_Extracted data_
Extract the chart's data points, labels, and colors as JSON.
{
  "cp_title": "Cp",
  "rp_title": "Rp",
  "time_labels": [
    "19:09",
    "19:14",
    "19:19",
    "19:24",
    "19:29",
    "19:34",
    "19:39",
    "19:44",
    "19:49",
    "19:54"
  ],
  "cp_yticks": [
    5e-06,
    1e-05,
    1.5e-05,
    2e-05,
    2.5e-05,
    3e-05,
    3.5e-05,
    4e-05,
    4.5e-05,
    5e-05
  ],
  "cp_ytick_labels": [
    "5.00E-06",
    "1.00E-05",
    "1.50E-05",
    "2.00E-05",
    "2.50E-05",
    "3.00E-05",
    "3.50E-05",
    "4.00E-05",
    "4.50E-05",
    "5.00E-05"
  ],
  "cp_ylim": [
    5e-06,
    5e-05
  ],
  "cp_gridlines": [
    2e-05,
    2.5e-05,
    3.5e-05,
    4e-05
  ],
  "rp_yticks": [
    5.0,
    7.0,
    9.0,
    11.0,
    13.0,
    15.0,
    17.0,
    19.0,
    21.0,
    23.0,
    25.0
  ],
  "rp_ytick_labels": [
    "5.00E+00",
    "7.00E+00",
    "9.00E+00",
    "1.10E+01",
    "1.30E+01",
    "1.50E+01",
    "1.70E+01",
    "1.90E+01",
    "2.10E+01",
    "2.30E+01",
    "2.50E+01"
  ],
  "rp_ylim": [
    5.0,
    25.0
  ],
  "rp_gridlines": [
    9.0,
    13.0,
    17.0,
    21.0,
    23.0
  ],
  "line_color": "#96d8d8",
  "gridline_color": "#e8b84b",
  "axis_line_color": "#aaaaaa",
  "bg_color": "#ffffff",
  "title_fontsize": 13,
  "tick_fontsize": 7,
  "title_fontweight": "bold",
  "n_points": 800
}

_Task to complete_
The whole listing above needs to be written out again exactly.

_Final answer_
Extract the chart's data points, labels, and colors as JSON.
{
  "cp_title": "Cp",
  "rp_title": "Rp",
  "time_labels": [
    "19:09",
    "19:14",
    "19:19",
    "19:24",
    "19:29",
    "19:34",
    "19:39",
    "19:44",
    "19:49",
    "19:54"
  ],
  "cp_yticks": [
    5e-06,
    1e-05,
    1.5e-05,
    2e-05,
    2.5e-05,
    3e-05,
    3.5e-05,
    4e-05,
    4.5e-05,
    5e-05
  ],
  "cp_ytick_labels": [
    "5.00E-06",
    "1.00E-05",
    "1.50E-05",
    "2.00E-05",
    "2.50E-05",
    "3.00E-05",
    "3.50E-05",
    "4.00E-05",
    "4.50E-05",
    "5.00E-05"
  ],
  "cp_ylim": [
    5e-06,
    5e-05
  ],
  "cp_gridlines": [
    2e-05,
    2.5e-05,
    3.5e-05,
    4e-05
  ],
  "rp_yticks": [
    5.0,
    7.0,
    9.0,
    11.0,
    13.0,
    15.0,
    17.0,
    19.0,
    21.0,
    23.0,
    25.0
  ],
  "rp_ytick_labels": [
    "5.00E+00",
    "7.00E+00",
    "9.00E+00",
    "1.10E+01",
    "1.30E+01",
    "1.50E+01",
    "1.70E+01",
    "1.90E+01",
    "2.10E+01",
    "2.30E+01",
    "2.50E+01"
  ],
  "rp_ylim": [
    5.0,
    25.0
  ],
  "rp_gridlines": [
    9.0,
    13.0,
    17.0,
    21.0,
    23.0
  ],
  "line_color": "#96d8d8",
  "gridline_color": "#e8b84b",
  "axis_line_color": "#aaaaaa",
  "bg_color": "#ffffff",
  "title_fontsize": 13,
  "tick_fontsize": 7,
  "title_fontweight": "bold",
  "n_points": 800
}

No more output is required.